— Start —
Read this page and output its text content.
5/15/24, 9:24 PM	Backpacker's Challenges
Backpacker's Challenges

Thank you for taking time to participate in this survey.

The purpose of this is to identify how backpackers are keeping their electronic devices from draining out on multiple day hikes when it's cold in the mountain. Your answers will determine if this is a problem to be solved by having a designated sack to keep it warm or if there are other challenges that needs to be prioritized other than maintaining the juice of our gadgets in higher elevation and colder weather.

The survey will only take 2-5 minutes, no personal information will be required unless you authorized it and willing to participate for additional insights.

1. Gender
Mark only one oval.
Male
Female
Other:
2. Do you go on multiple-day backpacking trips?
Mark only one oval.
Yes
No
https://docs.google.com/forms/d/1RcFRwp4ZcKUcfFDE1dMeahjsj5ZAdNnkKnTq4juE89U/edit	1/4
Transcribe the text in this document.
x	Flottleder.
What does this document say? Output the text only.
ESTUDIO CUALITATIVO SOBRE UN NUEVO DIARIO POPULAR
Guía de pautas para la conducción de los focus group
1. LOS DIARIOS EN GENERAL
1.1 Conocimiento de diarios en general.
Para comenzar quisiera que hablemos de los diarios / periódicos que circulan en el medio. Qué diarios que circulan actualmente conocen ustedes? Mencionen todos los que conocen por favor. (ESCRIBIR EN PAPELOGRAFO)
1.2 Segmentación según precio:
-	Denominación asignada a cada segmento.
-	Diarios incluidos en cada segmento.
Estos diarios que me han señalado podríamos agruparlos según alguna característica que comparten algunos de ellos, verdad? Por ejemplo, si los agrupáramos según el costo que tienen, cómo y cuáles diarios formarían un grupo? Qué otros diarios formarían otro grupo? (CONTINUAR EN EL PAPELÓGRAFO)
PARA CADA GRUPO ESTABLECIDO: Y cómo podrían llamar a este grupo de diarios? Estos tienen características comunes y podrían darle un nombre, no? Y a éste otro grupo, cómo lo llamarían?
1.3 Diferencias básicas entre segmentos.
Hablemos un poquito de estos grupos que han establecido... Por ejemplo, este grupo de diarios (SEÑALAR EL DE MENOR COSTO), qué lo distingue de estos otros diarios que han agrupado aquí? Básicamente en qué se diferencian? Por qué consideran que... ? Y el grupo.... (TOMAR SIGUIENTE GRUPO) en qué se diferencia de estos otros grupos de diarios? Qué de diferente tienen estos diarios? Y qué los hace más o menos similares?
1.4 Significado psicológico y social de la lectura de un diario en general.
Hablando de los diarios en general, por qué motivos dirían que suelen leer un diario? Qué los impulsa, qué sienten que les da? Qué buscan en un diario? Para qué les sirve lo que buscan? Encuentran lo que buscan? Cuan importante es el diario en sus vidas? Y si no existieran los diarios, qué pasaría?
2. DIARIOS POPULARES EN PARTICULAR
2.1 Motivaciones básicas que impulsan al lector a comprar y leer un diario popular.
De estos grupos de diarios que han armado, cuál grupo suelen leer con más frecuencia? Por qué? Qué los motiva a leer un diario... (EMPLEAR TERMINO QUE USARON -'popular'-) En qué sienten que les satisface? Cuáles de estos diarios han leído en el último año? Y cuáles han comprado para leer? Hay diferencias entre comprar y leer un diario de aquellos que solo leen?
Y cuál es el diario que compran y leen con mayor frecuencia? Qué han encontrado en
— End —
### WORK TO COMPLETE
Set down every record above exactly as given.

### SOLUTION FOR THIS PROBLEM
Read this page and output its text content.
5/15/24, 9:24 PM	Backpacker's Challenges
Backpacker's Challenges

Thank you for taking time to participate in this survey.

The purpose of this is to identify how backpackers are keeping their electronic devices from draining out on multiple day hikes when it's cold in the mountain. Your answers will determine if this is a problem to be solved by having a designated sack to keep it warm or if there are other challenges that needs to be prioritized other than maintaining the juice of our gadgets in higher elevation and colder weather.

The survey will only take 2-5 minutes, no personal information will be required unless you authorized it and willing to participate for additional insights.

1. Gender
Mark only one oval.
Male
Female
Other:
2. Do you go on multiple-day backpacking trips?
Mark only one oval.
Yes
No
https://docs.google.com/forms/d/1RcFRwp4ZcKUcfFDE1dMeahjsj5ZAdNnkKnTq4juE89U/edit	1/4
Transcribe the text in this document.
x	Flottleder.
What does this document say? Output the text only.
ESTUDIO CUALITATIVO SOBRE UN NUEVO DIARIO POPULAR
Guía de pautas para la conducción de los focus group
1. LOS DIARIOS EN GENERAL
1.1 Conocimiento de diarios en general.
Para comenzar quisiera que hablemos de los diarios / periódicos que circulan en el medio. Qué diarios que circulan actualmente conocen ustedes? Mencionen todos los que conocen por favor. (ESCRIBIR EN PAPELOGRAFO)
1.2 Segmentación según precio:
-	Denominación asignada a cada segmento.
-	Diarios incluidos en cada segmento.
Estos diarios que me han señalado podríamos agruparlos según alguna característica que comparten algunos de ellos, verdad? Por ejemplo, si los agrupáramos según el costo que tienen, cómo y cuáles diarios formarían un grupo? Qué otros diarios formarían otro grupo? (CONTINUAR EN EL PAPELÓGRAFO)
PARA CADA GRUPO ESTABLECIDO: Y cómo podrían llamar a este grupo de diarios? Estos tienen características comunes y podrían darle un nombre, no? Y a éste otro grupo, cómo lo llamarían?
1.3 Diferencias básicas entre segmentos.
Hablemos un poquito de estos grupos que han establecido... Por ejemplo, este grupo de diarios (SEÑALAR EL DE MENOR COSTO), qué lo distingue de estos otros diarios que han agrupado aquí? Básicamente en qué se diferencian? Por qué consideran que... ? Y el grupo.... (TOMAR SIGUIENTE GRUPO) en qué se diferencia de estos otros grupos de diarios? Qué de diferente tienen estos diarios? Y qué los hace más o menos similares?
1.4 Significado psicológico y social de la lectura de un diario en general.
Hablando de los diarios en general, por qué motivos dirían que suelen leer un diario? Qué los impulsa, qué sienten que les da? Qué buscan en un diario? Para qué les sirve lo que buscan? Encuentran lo que buscan? Cuan importante es el diario en sus vidas? Y si no existieran los diarios, qué pasaría?
2. DIARIOS POPULARES EN PARTICULAR
2.1 Motivaciones básicas que impulsan al lector a comprar y leer un diario popular.
De estos grupos de diarios que han armado, cuál grupo suelen leer con más frecuencia? Por qué? Qué los motiva a leer un diario... (EMPLEAR TERMINO QUE USARON -'popular'-) En qué sienten que les satisface? Cuáles de estos diarios han leído en el último año? Y cuáles han comprado para leer? Hay diferencias entre comprar y leer un diario de aquellos que solo leen?
Y cuál es el diario que compran y leen con mayor frecuencia? Qué han encontrado en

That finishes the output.